DATA FOR THE TASK:
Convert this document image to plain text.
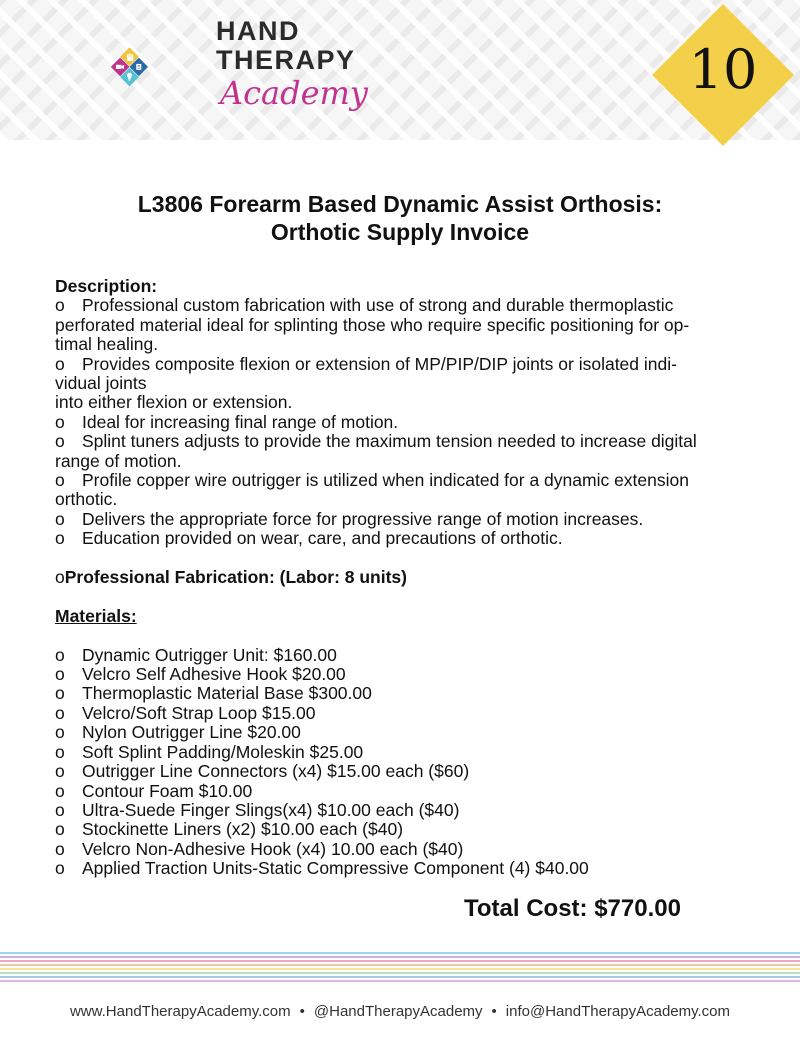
HAND
THERAPY
Academy	10
L3806 Forearm Based Dynamic Assist Orthosis:
Orthotic Supply Invoice

Description:

o Professional custom fabrication with use of strong and durable thermoplastic

perforated material ideal for splinting those who require specific positioning for op-

timal healing.

o Provides composite flexion or extension of MP/PIP/DIP joints or isolated indi-

vidual joints

into either flexion or extension.

o Ideal for increasing final range of motion.

o Splint tuners adjusts to provide the maximum tension needed to increase digital

range of motion.

o Profile copper wire outrigger is utilized when indicated for a dynamic extension

orthotic.

o Delivers the appropriate force for progressive range of motion increases.

o Education provided on wear, care, and precautions of orthotic.

oProfessional Fabrication: (Labor: 8 units)

Materials:

o Dynamic Outrigger Unit: $160.00

o Velcro Self Adhesive Hook $20.00

o Thermoplastic Material Base $300.00

o Velcro/Soft Strap Loop $15.00

o Nylon Outrigger Line $20.00

o Soft Splint Padding/Moleskin $25.00

o Outrigger Line Connectors (x4) $15.00 each ($60)

o Contour Foam $10.00

o Ultra-Suede Finger Slings(x4) $10.00 each ($40)

o Stockinette Liners (x2) $10.00 each ($40)

o Velcro Non-Adhesive Hook (x4) 10.00 each ($40)

o Applied Traction Units-Static Compressive Component (4) $40.00

Total Cost: $770.00
www.HandTherapyAcademy.com • @HandTherapyAcademy • info@HandTherapyAcademy.com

SET EXERCISE:
Quote the data above in full, leaving out the pictures it holds.

IN RESPONSE:
Convert this document image to plain text.
HAND
THERAPY
Academy	10
L3806 Forearm Based Dynamic Assist Orthosis:
Orthotic Supply Invoice

Description:

o Professional custom fabrication with use of strong and durable thermoplastic

perforated material ideal for splinting those who require specific positioning for op-

timal healing.

o Provides composite flexion or extension of MP/PIP/DIP joints or isolated indi-

vidual joints

into either flexion or extension.

o Ideal for increasing final range of motion.

o Splint tuners adjusts to provide the maximum tension needed to increase digital

range of motion.

o Profile copper wire outrigger is utilized when indicated for a dynamic extension

orthotic.

o Delivers the appropriate force for progressive range of motion increases.

o Education provided on wear, care, and precautions of orthotic.

oProfessional Fabrication: (Labor: 8 units)

Materials:

o Dynamic Outrigger Unit: $160.00

o Velcro Self Adhesive Hook $20.00

o Thermoplastic Material Base $300.00

o Velcro/Soft Strap Loop $15.00

o Nylon Outrigger Line $20.00

o Soft Splint Padding/Moleskin $25.00

o Outrigger Line Connectors (x4) $15.00 each ($60)

o Contour Foam $10.00

o Ultra-Suede Finger Slings(x4) $10.00 each ($40)

o Stockinette Liners (x2) $10.00 each ($40)

o Velcro Non-Adhesive Hook (x4) 10.00 each ($40)

o Applied Traction Units-Static Compressive Component (4) $40.00

Total Cost: $770.00
www.HandTherapyAcademy.com • @HandTherapyAcademy • info@HandTherapyAcademy.com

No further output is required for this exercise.